- _Task brief_: Check each line of the entries below for the string "soap" and state how many lines have it, with no other text.

- _Dataset entries_:
+++++

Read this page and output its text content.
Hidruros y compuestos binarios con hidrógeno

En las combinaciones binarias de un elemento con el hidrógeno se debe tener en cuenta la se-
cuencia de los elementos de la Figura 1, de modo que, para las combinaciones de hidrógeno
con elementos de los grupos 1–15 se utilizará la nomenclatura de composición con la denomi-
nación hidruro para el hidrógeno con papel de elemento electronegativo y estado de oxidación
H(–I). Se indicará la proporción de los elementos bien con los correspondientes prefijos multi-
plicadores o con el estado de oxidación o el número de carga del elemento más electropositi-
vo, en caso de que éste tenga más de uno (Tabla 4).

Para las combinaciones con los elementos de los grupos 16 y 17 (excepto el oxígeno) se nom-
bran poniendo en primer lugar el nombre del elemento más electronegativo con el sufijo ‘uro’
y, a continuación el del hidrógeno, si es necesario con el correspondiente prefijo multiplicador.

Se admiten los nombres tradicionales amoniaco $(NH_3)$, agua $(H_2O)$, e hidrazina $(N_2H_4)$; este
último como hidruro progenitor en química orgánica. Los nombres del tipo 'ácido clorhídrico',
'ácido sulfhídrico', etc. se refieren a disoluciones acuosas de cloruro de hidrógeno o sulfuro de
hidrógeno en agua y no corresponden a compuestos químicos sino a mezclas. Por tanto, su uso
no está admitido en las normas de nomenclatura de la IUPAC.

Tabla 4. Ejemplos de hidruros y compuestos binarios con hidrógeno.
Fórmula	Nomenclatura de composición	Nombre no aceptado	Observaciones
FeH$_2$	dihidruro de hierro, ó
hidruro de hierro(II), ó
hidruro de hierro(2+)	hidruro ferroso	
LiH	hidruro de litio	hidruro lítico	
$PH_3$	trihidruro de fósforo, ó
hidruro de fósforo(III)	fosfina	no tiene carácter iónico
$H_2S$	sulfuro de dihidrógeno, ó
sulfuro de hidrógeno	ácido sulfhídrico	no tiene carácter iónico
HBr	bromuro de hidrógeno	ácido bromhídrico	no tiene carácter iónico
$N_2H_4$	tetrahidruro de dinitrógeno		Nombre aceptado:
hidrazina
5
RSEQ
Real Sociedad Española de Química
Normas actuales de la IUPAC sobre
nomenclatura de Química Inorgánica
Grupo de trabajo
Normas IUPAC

+++++

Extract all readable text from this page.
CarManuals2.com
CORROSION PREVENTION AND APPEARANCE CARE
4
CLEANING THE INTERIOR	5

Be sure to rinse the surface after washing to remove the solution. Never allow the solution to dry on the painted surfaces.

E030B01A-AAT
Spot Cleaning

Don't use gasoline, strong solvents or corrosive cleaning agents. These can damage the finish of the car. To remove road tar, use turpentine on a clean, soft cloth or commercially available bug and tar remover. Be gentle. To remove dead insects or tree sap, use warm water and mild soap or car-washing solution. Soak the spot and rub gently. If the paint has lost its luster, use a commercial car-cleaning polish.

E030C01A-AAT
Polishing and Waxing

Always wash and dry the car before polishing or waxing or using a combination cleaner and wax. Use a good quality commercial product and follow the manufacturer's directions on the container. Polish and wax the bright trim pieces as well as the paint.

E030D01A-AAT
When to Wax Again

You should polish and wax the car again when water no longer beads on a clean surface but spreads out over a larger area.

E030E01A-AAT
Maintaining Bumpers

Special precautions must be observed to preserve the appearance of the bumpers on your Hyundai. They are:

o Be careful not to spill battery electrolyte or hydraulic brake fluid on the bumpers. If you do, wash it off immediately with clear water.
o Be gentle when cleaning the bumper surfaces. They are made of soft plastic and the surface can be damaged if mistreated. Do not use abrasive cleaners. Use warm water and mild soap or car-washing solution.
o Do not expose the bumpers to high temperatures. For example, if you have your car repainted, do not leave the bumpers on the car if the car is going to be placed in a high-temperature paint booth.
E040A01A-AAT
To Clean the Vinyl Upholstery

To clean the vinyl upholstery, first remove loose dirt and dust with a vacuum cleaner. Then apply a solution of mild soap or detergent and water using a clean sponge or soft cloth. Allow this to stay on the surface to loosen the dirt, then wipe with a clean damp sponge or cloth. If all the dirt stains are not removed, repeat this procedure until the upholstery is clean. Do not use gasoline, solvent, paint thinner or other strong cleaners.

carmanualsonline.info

+++++

- _Output below_: 3